▸ **Aim**:
Count how many lines of the material contain the string "center", then give that number and nothing more.

▸ **Entries supplied**:
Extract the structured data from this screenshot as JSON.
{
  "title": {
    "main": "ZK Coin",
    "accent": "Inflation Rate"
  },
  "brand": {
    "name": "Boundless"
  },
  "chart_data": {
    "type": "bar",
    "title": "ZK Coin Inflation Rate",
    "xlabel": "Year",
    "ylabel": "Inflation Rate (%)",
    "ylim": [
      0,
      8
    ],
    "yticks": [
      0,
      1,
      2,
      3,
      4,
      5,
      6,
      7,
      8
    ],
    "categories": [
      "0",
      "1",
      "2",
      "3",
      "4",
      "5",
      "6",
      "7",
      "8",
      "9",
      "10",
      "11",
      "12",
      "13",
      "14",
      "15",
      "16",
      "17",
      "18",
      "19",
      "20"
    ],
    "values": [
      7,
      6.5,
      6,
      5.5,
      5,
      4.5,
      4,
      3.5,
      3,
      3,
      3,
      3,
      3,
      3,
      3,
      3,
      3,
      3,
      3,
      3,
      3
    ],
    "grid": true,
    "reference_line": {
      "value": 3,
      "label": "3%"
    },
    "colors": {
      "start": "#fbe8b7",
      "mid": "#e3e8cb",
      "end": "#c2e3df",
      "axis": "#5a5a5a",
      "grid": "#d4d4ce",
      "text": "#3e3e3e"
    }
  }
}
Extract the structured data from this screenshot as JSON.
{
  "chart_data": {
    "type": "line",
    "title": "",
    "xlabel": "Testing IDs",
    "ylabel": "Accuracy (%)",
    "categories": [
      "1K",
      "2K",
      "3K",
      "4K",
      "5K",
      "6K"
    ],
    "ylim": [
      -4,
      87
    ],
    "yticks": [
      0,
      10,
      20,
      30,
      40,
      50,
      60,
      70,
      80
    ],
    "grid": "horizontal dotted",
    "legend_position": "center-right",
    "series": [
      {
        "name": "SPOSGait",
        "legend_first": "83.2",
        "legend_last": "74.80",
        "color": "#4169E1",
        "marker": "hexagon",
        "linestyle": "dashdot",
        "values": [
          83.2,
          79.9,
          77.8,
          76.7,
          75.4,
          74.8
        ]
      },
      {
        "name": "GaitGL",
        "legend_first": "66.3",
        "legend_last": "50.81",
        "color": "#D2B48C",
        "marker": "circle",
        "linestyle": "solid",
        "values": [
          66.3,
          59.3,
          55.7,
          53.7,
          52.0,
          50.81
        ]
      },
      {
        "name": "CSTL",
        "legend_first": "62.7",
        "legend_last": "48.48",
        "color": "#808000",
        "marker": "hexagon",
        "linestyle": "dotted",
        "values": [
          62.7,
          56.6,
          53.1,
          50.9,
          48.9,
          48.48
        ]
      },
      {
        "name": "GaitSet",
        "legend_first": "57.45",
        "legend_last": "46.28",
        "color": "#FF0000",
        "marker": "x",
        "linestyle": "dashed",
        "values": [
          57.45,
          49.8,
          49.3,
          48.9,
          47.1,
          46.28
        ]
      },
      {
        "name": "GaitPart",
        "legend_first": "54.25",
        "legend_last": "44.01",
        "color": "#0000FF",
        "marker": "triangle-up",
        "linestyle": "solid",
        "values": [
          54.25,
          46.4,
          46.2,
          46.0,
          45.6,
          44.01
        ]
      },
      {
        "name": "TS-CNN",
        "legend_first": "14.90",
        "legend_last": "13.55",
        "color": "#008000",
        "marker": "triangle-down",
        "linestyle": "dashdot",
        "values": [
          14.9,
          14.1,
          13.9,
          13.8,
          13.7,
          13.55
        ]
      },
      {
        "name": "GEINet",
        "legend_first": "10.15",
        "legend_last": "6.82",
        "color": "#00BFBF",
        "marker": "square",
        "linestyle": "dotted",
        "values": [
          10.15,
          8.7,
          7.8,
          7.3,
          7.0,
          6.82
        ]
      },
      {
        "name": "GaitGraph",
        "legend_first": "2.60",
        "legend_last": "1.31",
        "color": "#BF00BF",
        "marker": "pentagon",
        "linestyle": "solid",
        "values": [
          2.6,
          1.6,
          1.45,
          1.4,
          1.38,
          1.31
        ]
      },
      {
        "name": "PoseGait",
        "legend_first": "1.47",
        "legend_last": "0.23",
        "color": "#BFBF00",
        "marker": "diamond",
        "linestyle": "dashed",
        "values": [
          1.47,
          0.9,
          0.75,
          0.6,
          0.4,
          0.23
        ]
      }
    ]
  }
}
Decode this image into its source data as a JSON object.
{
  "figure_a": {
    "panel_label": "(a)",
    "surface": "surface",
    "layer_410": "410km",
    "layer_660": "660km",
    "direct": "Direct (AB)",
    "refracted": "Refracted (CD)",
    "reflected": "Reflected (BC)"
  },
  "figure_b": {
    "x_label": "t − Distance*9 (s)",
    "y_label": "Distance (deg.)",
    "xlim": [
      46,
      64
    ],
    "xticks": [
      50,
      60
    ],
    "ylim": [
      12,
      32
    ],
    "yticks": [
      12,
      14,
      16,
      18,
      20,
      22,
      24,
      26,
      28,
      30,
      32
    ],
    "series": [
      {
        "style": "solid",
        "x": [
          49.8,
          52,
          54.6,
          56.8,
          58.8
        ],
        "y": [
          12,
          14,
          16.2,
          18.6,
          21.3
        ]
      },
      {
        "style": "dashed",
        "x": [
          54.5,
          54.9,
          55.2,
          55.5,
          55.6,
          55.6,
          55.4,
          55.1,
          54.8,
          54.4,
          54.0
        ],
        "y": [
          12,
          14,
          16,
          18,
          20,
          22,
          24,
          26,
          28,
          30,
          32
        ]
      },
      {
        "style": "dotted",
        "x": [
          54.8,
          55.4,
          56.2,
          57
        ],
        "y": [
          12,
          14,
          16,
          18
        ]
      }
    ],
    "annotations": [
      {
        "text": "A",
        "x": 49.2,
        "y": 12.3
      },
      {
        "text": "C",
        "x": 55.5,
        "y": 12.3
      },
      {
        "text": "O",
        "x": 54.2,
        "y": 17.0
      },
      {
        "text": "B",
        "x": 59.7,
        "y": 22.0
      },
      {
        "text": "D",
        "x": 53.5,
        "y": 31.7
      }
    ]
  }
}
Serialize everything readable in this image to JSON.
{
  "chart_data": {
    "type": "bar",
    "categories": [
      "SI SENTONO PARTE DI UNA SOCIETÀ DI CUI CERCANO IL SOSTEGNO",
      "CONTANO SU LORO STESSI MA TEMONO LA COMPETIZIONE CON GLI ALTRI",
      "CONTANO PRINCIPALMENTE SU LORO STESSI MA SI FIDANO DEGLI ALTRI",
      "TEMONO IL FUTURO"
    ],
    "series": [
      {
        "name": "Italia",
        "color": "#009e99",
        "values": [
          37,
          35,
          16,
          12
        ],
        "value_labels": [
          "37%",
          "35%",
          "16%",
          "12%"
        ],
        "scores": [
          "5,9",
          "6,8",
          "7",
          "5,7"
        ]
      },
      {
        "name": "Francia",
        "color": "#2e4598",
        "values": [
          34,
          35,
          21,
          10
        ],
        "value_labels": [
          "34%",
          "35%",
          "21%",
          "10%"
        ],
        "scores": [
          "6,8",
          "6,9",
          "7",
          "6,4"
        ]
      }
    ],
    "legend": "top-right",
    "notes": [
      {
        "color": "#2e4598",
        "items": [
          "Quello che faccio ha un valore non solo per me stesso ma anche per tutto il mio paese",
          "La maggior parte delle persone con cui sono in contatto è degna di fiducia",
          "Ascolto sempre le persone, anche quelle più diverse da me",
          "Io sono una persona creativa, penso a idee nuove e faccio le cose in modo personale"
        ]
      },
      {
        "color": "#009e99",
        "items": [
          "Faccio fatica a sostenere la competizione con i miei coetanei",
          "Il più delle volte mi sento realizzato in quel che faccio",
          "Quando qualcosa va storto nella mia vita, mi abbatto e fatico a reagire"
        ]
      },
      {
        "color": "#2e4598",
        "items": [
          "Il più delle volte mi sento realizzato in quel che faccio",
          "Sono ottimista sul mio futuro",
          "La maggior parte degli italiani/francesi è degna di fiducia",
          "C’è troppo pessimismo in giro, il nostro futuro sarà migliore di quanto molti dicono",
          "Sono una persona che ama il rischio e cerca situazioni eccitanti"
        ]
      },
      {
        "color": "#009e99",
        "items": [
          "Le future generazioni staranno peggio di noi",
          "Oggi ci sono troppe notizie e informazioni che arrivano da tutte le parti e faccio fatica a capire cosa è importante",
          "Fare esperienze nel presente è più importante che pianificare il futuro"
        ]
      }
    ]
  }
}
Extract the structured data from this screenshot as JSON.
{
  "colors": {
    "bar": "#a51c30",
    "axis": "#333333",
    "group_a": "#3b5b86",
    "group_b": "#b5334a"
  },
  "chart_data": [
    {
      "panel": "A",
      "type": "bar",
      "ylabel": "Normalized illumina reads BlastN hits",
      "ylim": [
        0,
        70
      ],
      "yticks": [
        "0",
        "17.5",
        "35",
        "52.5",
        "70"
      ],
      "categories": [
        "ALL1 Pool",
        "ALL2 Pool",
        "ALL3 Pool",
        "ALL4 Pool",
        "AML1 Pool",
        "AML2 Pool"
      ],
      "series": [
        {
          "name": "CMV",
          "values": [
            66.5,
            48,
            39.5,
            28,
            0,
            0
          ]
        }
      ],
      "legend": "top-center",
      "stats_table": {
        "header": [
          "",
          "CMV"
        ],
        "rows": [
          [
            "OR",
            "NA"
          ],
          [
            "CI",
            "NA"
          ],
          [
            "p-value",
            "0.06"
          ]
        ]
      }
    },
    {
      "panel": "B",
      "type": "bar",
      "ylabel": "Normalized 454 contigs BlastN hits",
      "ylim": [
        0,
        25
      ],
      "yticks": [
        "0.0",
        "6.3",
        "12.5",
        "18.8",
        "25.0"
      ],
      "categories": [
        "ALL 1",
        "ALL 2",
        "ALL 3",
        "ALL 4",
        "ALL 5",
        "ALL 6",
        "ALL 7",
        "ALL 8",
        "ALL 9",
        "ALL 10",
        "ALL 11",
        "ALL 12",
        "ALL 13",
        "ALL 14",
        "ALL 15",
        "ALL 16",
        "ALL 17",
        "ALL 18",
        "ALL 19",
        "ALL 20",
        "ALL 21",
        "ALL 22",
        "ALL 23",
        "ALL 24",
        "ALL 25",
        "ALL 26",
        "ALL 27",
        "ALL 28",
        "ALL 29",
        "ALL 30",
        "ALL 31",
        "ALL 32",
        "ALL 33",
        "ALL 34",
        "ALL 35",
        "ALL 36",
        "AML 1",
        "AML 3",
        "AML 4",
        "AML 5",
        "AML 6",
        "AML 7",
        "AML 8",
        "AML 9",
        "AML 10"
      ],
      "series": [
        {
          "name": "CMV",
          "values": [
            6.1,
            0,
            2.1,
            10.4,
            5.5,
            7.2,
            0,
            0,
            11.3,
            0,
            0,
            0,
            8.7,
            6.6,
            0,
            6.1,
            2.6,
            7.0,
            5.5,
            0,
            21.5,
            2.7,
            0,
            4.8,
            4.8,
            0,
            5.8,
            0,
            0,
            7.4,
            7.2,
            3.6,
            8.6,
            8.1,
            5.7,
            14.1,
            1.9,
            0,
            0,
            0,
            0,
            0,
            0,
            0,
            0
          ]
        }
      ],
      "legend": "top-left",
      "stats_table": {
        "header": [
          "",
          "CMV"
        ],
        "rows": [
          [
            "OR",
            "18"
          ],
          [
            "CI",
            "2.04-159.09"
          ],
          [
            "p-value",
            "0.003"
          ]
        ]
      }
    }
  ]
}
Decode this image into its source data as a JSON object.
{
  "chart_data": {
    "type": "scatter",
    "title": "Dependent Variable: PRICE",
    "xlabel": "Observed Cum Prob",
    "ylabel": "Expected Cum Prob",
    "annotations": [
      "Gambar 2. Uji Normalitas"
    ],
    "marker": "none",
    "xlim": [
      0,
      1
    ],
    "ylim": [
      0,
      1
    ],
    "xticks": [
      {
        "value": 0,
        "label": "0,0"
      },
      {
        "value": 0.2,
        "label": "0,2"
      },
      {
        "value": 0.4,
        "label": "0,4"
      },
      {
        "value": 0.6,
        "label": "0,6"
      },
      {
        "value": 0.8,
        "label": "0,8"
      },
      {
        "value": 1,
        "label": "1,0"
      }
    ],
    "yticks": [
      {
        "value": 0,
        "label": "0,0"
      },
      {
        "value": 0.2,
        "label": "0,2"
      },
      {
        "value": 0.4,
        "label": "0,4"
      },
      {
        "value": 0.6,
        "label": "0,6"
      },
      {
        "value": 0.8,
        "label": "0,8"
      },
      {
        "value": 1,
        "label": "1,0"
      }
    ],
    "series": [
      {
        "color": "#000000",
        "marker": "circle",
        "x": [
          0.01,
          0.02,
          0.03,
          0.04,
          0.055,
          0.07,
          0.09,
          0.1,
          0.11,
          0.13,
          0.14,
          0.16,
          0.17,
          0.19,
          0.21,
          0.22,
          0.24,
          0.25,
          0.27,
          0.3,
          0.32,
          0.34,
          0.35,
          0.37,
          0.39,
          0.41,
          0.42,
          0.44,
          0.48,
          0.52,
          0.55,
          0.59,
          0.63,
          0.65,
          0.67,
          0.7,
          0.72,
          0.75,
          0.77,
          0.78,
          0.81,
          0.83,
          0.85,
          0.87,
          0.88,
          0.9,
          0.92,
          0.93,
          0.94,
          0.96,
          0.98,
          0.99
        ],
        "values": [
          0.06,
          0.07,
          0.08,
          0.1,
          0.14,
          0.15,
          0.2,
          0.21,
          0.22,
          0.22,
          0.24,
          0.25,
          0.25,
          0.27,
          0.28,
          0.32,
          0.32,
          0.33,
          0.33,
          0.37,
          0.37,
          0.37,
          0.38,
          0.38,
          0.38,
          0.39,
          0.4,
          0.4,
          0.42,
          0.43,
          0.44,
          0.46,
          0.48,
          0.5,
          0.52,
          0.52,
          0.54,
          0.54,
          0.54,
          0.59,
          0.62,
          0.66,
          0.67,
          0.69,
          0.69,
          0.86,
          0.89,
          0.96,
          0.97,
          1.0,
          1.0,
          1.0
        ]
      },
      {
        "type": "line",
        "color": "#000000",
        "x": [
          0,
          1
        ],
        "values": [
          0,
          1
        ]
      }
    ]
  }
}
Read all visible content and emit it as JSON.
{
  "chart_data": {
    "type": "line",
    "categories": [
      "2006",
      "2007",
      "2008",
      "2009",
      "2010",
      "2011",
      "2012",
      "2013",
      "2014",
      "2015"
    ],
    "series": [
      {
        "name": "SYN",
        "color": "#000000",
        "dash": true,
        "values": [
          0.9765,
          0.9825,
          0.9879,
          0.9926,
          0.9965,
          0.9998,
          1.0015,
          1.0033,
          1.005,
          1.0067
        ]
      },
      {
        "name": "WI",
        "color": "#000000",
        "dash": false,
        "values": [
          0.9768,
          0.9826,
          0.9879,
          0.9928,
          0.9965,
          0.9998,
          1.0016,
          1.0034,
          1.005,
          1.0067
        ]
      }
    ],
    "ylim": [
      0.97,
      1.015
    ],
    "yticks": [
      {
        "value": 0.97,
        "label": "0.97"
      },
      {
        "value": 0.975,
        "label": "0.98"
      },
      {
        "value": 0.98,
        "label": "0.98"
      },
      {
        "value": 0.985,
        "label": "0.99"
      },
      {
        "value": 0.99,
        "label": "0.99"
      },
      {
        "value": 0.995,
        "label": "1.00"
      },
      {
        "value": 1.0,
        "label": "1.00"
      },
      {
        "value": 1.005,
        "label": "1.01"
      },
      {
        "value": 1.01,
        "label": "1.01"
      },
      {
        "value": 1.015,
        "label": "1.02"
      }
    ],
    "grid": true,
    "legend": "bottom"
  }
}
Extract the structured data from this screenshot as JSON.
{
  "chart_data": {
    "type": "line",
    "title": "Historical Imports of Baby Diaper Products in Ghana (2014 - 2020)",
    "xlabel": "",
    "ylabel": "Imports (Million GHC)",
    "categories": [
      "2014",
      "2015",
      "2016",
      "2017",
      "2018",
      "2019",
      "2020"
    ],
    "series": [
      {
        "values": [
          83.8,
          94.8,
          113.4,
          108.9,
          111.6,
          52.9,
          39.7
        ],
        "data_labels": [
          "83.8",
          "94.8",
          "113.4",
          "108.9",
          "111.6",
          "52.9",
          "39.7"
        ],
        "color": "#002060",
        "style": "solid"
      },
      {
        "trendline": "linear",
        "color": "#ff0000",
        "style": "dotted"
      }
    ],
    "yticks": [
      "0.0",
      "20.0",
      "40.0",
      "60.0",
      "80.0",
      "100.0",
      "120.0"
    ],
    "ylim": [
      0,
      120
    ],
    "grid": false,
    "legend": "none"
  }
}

▸ **Output of the task**:
2